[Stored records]
## Begin

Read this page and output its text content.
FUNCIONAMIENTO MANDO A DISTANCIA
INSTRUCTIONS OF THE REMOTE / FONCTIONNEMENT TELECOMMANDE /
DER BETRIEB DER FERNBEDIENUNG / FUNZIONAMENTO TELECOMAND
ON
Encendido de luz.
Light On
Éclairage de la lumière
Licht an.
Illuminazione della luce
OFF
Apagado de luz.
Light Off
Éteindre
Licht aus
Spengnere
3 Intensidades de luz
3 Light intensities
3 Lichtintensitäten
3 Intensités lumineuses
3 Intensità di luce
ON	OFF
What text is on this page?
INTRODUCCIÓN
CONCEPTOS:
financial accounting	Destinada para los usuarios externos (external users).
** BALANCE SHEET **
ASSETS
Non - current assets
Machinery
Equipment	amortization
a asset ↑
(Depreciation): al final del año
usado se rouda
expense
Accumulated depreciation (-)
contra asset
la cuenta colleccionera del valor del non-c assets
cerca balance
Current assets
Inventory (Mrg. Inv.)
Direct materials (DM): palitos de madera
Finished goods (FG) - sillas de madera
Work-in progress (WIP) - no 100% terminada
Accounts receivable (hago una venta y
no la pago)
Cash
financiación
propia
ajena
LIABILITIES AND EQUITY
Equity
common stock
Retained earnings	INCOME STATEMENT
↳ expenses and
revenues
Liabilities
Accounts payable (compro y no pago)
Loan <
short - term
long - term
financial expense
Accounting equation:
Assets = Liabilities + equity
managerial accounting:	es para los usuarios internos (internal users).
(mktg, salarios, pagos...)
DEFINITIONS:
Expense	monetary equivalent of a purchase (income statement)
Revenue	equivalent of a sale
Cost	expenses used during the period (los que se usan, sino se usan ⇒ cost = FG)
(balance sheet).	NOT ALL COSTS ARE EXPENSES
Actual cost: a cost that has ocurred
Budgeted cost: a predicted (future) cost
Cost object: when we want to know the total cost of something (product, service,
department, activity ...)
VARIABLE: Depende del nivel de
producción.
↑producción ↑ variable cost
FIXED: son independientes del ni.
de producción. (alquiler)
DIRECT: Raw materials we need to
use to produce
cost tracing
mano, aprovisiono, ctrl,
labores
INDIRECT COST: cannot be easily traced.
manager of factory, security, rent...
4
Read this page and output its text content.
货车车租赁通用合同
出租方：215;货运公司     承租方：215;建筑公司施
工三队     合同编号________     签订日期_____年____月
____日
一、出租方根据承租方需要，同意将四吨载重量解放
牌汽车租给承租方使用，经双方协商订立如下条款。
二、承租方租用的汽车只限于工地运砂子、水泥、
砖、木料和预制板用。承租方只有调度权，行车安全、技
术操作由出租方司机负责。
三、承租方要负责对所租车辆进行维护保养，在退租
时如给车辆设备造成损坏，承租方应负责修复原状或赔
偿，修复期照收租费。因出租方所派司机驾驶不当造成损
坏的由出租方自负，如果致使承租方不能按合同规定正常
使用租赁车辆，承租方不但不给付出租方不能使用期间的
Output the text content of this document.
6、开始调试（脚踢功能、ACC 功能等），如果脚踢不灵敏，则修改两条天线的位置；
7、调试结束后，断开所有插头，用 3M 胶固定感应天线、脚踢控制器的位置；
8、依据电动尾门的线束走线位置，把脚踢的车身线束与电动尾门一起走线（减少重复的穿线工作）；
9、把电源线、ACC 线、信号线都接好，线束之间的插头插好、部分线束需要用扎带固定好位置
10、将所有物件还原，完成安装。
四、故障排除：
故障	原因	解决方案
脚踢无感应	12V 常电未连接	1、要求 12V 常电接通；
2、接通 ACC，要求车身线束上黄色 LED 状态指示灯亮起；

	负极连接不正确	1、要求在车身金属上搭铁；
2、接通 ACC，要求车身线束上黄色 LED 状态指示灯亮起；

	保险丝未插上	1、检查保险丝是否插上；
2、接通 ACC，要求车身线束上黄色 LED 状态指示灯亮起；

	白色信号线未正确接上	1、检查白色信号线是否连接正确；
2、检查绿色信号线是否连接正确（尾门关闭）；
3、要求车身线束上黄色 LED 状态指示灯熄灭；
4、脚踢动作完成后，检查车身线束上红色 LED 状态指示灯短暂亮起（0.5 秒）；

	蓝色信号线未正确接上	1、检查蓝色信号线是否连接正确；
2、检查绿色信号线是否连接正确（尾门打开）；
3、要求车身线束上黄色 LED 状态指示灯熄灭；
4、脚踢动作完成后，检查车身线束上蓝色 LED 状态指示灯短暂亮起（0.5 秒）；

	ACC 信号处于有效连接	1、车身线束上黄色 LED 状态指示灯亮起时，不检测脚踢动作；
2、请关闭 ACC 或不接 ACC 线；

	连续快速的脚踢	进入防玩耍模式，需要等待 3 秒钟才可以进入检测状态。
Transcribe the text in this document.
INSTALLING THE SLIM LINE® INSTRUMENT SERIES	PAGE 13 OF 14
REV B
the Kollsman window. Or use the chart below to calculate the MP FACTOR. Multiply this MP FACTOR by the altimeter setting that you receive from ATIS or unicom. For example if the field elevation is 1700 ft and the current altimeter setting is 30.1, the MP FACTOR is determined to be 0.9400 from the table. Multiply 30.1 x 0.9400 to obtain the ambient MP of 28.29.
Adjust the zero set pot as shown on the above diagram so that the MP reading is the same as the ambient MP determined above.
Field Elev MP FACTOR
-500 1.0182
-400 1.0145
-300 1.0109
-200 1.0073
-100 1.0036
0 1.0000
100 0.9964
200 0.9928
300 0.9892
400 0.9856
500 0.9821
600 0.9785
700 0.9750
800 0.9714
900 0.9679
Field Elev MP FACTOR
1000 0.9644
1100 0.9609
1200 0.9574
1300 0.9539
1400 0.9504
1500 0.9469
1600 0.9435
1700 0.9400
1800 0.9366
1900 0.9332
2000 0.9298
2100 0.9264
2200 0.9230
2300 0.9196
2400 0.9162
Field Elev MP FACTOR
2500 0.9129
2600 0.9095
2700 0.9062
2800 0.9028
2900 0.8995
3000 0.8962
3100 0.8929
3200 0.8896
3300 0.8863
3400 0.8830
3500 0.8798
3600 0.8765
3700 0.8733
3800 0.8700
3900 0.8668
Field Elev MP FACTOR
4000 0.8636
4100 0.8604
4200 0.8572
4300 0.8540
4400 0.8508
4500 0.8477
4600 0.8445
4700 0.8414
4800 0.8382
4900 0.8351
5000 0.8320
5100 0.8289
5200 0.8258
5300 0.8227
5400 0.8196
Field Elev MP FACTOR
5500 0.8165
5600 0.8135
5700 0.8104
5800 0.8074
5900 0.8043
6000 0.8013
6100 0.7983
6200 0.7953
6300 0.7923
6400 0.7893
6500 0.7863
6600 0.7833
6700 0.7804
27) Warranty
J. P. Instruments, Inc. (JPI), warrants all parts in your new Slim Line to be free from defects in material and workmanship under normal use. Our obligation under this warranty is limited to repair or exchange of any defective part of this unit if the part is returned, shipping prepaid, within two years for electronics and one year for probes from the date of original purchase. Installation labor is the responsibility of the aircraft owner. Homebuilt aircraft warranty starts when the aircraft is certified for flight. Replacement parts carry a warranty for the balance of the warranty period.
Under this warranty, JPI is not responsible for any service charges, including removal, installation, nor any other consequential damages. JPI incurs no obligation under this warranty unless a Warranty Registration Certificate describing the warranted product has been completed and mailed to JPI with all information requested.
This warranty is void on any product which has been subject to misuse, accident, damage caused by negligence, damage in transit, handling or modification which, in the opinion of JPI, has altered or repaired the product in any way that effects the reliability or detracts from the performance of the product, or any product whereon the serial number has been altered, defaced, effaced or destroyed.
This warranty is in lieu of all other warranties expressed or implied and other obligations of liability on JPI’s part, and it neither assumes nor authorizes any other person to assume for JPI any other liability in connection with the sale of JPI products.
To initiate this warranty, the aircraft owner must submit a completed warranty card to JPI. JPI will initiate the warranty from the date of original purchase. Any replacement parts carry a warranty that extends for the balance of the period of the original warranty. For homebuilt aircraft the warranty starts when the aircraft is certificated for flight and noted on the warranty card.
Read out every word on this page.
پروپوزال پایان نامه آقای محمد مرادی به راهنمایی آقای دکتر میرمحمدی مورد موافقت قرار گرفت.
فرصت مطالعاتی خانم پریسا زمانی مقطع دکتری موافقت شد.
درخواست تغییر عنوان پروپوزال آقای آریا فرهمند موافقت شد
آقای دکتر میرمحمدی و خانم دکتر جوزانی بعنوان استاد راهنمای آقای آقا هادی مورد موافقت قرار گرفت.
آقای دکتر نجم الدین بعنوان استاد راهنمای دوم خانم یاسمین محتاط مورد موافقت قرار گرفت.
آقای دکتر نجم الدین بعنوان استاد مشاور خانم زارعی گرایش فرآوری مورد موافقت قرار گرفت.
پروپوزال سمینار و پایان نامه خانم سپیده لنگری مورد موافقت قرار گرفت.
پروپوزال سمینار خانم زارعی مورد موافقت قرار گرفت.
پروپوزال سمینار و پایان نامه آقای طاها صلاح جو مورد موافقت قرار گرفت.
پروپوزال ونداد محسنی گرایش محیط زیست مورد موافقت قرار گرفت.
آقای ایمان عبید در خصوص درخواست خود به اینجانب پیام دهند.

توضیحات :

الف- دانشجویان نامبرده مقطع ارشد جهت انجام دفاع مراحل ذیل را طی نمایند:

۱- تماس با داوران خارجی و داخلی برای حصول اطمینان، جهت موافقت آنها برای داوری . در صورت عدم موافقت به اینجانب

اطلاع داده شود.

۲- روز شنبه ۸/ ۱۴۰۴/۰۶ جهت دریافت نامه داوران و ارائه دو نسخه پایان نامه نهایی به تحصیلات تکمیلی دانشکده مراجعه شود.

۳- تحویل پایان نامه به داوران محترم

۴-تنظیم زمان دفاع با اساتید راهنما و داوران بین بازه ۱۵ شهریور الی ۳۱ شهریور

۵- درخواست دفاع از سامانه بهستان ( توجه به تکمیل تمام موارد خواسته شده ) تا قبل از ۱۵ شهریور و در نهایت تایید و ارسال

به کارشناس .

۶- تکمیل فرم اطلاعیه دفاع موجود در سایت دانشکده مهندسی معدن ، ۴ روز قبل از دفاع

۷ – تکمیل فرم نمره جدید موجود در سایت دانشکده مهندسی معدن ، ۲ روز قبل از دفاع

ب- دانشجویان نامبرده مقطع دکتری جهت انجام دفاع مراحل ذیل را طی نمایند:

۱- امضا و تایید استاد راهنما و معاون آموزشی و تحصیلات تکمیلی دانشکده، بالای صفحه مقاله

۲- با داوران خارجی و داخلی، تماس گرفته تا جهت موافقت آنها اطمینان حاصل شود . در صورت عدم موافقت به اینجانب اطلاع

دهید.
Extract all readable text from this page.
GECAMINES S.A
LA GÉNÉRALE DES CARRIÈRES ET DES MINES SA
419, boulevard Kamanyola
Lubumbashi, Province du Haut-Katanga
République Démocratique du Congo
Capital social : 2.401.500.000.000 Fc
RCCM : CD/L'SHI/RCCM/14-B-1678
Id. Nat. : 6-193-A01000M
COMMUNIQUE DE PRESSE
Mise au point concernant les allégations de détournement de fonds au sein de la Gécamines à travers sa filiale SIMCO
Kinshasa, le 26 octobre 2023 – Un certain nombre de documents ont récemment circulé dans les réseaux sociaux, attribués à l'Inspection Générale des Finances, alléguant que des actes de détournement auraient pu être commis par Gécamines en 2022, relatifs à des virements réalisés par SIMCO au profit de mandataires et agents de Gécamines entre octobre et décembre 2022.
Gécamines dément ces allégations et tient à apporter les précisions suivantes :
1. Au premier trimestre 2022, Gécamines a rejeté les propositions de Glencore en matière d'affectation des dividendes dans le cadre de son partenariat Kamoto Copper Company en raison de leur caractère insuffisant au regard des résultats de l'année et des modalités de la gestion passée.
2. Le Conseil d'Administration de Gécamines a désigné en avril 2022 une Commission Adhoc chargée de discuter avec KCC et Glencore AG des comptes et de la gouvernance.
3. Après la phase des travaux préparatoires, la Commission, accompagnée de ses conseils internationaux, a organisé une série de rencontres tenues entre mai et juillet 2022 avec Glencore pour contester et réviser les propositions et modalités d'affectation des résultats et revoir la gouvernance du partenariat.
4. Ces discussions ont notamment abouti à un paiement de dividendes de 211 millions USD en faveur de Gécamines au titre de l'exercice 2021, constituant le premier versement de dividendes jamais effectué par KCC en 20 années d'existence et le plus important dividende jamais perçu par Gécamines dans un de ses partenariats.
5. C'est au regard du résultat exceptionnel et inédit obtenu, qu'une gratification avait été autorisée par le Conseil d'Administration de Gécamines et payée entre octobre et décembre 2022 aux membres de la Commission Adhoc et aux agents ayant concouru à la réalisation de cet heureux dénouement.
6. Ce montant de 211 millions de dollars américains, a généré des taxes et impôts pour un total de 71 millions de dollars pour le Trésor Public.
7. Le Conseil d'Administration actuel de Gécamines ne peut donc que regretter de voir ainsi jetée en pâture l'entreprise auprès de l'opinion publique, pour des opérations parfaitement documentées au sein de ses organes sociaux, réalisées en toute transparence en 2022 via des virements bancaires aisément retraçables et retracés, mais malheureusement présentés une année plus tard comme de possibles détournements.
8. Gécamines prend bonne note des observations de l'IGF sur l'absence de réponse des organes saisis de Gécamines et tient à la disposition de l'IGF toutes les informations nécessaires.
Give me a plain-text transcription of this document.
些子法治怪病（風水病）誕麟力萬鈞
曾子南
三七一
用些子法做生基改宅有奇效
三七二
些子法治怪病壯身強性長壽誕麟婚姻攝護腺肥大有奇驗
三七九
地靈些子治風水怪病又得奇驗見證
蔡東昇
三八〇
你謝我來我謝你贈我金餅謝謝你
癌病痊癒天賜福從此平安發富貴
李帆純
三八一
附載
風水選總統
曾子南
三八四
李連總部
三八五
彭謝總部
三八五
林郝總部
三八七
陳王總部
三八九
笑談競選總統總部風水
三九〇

## End

**INSTRUCTIONS TO FOLLOW:**
Above are the records; copy every line in them that holds the word "نامبرده".

**TASK ANSWER:**
الف- دانشجویان نامبرده مقطع ارشد جهت انجام دفاع مراحل ذیل را طی نمایند:
ب- دانشجویان نامبرده مقطع دکتری جهت انجام دفاع مراحل ذیل را طی نمایند:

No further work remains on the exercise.